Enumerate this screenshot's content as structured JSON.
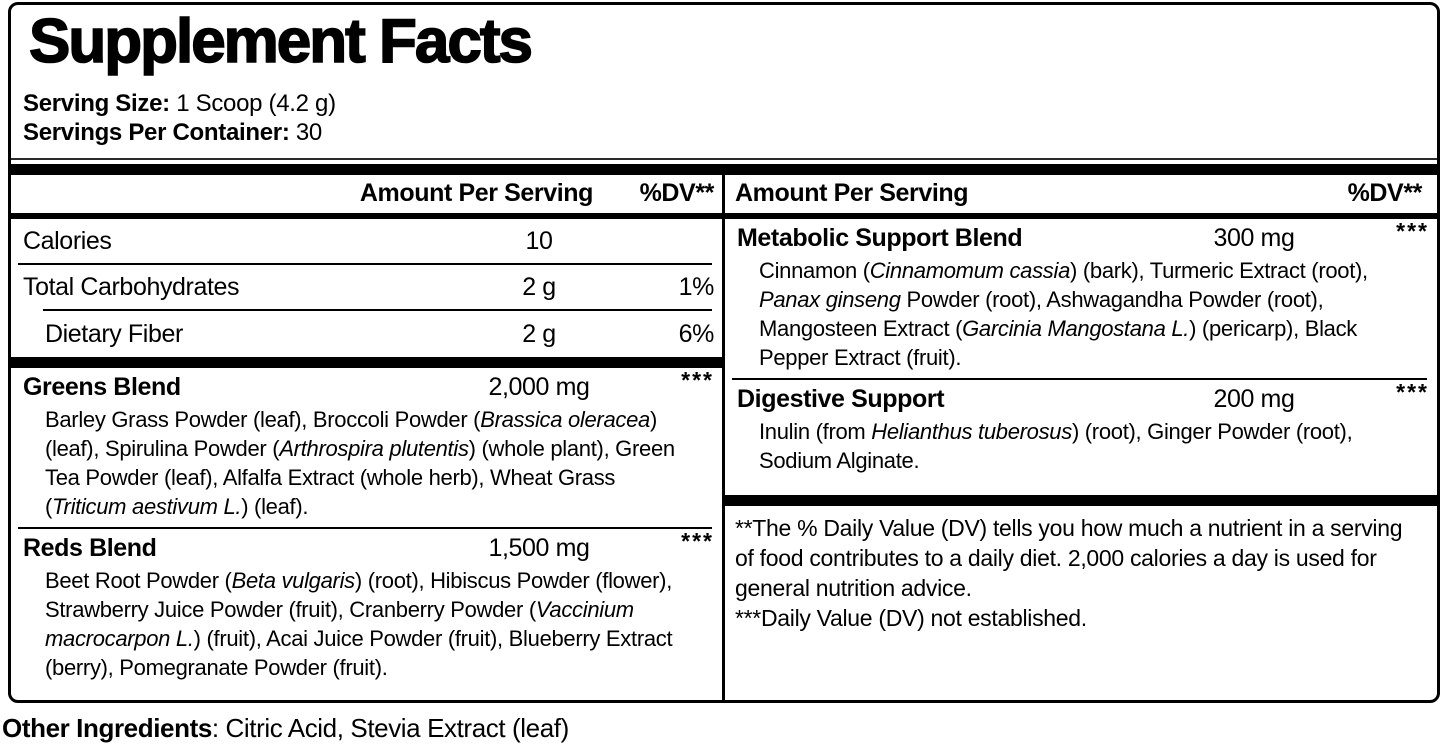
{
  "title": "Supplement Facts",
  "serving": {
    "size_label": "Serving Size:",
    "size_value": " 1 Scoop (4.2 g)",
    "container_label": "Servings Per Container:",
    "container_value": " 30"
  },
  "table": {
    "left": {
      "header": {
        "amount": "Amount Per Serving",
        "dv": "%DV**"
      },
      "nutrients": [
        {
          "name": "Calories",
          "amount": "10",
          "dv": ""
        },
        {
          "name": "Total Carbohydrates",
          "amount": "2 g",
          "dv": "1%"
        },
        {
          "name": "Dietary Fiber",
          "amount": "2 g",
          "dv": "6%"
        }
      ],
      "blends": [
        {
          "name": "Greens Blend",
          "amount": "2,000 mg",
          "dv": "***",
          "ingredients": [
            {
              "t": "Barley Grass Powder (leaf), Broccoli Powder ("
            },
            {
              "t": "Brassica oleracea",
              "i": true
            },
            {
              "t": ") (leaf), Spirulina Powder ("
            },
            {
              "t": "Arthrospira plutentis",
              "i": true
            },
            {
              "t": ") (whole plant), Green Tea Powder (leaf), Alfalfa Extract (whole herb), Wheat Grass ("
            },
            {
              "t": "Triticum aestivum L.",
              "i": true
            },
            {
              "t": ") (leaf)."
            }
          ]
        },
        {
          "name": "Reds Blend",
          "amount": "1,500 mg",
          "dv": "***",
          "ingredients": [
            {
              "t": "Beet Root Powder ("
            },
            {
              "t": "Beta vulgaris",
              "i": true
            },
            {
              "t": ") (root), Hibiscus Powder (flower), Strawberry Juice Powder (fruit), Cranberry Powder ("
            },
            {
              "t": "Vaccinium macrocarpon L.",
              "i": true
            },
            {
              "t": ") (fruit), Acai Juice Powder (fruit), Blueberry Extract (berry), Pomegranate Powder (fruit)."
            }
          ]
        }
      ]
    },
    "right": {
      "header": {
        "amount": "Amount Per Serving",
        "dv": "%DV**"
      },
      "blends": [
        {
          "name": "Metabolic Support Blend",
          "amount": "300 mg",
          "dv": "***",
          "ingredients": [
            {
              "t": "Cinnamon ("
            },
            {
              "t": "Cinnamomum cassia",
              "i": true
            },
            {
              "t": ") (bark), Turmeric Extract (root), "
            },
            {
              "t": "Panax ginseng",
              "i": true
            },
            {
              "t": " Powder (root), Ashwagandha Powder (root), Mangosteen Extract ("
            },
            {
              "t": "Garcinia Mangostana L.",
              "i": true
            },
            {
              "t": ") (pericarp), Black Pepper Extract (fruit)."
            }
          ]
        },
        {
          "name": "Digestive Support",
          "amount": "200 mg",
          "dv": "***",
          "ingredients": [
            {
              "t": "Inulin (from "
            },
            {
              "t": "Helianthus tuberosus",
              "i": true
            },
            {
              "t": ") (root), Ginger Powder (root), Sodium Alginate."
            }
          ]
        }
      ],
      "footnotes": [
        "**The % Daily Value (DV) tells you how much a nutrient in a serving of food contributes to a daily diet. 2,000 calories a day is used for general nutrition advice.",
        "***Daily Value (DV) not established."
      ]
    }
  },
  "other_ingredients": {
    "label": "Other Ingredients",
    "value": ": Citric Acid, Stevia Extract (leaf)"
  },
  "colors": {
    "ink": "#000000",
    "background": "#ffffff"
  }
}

★ ★ ★

Short problem: Pick out every line above that holds the word "amount" and copy it.

Answer:
        "amount": "Amount Per Serving",
          "amount": "10",
          "amount": "2 g",
          "amount": "2 g",
          "amount": "2,000 mg",
          "amount": "1,500 mg",
        "amount": "Amount Per Serving",
          "amount": "300 mg",
          "amount": "200 mg",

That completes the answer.